SHORT TASK
Identify every line in the records below that contains the word "أيام", and copy each of those lines.

Dataset excerpt
>> begin

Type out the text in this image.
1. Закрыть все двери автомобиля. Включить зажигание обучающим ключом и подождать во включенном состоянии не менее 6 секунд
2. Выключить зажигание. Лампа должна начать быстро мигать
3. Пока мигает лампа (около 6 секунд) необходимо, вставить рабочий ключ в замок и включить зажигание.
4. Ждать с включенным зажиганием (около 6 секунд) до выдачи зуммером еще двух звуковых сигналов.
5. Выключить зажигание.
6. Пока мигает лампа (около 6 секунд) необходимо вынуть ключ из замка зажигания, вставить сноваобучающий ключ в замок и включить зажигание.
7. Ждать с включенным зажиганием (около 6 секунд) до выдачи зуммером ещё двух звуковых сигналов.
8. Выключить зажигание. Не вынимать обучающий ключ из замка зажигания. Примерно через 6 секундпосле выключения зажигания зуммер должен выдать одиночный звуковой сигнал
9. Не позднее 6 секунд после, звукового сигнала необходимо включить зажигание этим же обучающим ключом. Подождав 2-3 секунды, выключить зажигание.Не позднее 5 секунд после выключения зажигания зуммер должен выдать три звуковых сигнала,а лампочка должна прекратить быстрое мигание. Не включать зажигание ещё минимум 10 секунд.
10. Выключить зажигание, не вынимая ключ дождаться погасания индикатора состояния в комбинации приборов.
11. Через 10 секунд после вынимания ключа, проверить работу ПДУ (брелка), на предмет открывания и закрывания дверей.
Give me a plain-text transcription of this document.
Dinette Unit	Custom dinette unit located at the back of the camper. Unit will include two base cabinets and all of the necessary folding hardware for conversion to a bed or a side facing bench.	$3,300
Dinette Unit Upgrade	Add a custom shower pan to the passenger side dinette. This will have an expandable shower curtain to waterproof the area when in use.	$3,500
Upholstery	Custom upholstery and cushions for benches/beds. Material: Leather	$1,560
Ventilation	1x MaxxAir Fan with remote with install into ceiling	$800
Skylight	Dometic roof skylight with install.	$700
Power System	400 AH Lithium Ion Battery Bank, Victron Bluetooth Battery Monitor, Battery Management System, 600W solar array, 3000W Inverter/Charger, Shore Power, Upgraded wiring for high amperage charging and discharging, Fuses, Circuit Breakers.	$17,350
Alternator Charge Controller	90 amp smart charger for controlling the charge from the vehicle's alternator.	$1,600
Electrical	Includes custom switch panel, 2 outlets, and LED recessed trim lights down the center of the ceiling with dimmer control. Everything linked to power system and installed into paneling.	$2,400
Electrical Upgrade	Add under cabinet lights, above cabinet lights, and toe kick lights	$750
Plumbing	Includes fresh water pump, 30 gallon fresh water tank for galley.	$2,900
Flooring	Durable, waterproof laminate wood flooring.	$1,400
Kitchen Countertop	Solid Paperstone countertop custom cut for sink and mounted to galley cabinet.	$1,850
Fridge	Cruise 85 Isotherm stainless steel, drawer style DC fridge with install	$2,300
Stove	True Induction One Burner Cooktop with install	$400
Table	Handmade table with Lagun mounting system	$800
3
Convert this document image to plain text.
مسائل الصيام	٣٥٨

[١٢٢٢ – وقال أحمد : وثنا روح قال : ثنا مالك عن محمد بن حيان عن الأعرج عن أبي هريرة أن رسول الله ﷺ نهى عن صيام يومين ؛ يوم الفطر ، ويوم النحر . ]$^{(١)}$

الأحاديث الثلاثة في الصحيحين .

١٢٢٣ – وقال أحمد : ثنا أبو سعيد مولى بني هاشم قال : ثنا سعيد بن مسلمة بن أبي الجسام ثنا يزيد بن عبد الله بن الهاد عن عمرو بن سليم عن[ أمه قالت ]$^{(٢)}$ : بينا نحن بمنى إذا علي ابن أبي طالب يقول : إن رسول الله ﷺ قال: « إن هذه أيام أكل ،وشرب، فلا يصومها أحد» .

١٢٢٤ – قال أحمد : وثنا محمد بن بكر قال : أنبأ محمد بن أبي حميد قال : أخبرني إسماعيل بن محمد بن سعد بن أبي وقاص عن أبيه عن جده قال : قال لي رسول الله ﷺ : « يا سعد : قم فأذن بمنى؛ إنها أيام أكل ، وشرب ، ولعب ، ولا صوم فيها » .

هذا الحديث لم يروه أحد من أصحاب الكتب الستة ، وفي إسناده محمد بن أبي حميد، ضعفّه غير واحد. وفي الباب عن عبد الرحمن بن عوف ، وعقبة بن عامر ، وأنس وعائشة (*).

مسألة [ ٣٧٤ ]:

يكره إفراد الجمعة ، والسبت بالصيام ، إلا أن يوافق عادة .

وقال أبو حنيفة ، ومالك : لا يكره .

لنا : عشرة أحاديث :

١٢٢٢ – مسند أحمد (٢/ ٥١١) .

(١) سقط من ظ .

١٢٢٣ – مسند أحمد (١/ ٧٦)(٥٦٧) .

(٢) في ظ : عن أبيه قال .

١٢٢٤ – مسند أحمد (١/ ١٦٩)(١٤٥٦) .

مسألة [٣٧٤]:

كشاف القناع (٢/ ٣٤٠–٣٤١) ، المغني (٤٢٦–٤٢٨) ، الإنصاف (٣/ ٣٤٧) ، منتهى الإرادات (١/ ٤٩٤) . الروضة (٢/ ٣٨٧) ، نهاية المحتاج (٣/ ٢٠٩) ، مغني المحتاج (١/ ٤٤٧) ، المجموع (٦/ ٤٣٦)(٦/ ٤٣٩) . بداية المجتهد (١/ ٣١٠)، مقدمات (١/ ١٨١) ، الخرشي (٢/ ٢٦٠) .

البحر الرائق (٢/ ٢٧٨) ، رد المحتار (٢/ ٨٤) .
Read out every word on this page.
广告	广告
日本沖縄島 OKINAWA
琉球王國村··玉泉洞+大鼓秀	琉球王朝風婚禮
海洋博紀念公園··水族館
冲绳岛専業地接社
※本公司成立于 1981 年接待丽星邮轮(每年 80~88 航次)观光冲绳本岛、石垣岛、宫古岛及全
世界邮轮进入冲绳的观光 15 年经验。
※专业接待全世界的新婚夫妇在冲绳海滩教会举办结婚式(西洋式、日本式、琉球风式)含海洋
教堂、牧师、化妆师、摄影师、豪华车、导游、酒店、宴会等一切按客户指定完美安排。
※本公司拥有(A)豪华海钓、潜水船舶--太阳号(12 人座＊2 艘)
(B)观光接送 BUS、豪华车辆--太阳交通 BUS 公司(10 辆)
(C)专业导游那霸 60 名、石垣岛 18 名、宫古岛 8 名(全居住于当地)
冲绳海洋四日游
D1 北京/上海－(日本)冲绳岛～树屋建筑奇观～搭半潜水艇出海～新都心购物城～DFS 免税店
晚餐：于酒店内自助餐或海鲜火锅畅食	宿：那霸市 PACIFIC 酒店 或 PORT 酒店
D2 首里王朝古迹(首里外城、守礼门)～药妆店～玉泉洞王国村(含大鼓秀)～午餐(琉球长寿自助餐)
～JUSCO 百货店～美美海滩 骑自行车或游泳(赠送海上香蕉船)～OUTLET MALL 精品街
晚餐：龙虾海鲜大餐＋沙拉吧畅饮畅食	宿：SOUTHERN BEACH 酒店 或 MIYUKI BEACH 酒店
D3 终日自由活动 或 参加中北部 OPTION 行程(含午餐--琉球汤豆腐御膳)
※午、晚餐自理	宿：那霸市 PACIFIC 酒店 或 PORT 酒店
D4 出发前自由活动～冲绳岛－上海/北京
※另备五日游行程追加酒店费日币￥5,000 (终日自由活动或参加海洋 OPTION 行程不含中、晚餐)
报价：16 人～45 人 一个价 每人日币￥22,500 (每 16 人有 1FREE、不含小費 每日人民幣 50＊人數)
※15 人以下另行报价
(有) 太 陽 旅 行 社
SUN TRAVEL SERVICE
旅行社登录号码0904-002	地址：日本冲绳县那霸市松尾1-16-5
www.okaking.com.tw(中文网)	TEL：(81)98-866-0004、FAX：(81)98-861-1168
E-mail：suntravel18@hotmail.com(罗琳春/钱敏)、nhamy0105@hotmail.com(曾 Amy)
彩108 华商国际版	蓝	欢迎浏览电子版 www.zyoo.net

>> end

THE RESPONSE
١٢٢٣ – وقال أحمد : ثنا أبو سعيد مولى بني هاشم قال : ثنا سعيد بن مسلمة بن أبي الجسام ثنا يزيد بن عبد الله بن الهاد عن عمرو بن سليم عن[ أمه قالت ]$^{(٢)}$ : بينا نحن بمنى إذا علي ابن أبي طالب يقول : إن رسول الله ﷺ قال: « إن هذه أيام أكل ،وشرب، فلا يصومها أحد» .
١٢٢٤ – قال أحمد : وثنا محمد بن بكر قال : أنبأ محمد بن أبي حميد قال : أخبرني إسماعيل بن محمد بن سعد بن أبي وقاص عن أبيه عن جده قال : قال لي رسول الله ﷺ : « يا سعد : قم فأذن بمنى؛ إنها أيام أكل ، وشرب ، ولعب ، ولا صوم فيها » .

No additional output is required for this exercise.